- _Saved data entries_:
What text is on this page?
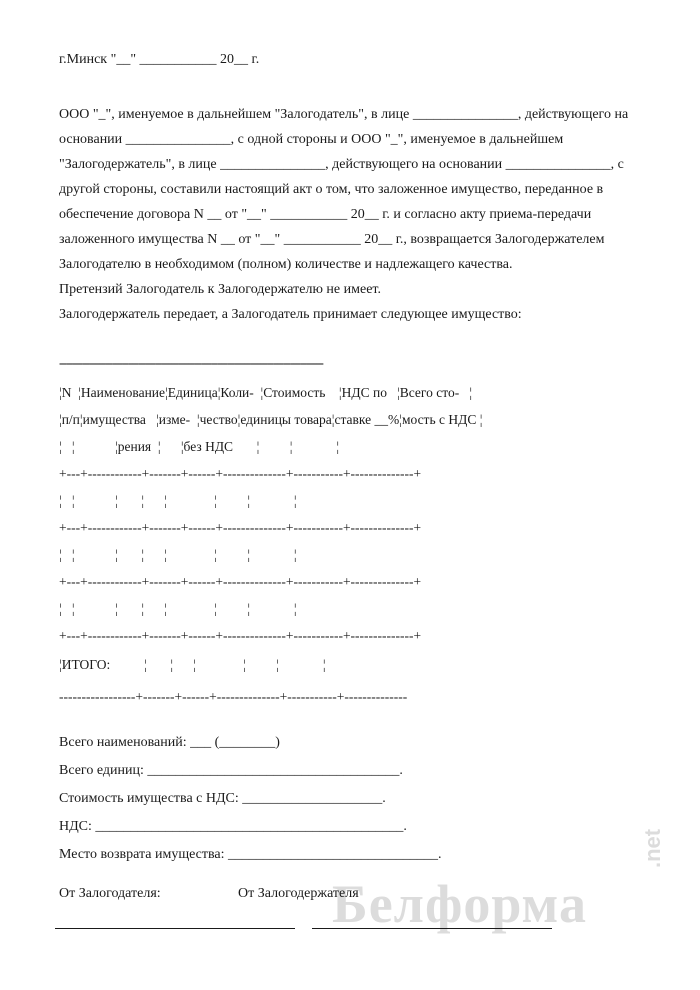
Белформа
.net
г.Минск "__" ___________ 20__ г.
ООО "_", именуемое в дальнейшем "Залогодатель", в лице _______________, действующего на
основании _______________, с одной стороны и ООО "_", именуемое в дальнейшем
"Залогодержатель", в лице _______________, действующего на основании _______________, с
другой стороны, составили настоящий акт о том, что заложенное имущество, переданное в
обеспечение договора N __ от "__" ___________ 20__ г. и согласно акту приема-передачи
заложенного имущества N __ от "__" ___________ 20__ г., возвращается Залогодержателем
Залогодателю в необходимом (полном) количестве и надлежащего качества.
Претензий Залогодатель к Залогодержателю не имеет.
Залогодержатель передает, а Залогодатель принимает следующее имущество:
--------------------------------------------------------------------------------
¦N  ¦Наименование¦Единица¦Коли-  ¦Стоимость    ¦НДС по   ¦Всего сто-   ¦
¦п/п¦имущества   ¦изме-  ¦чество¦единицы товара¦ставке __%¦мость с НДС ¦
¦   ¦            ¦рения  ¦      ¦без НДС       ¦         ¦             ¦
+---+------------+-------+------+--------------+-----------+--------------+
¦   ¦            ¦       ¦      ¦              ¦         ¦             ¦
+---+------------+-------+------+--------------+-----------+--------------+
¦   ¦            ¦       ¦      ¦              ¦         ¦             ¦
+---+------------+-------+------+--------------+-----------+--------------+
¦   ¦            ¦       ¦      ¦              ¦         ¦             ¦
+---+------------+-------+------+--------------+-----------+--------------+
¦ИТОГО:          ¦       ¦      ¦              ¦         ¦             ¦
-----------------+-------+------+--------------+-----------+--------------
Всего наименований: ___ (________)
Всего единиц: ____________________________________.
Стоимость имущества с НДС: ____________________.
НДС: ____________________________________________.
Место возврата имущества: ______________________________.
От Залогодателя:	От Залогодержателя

- _AIM OF THE EXERCISE_:
The word "стороны" may appear on some lines of these records; state how many such lines there are, and nothing else.

- _THE ANSWER_:
2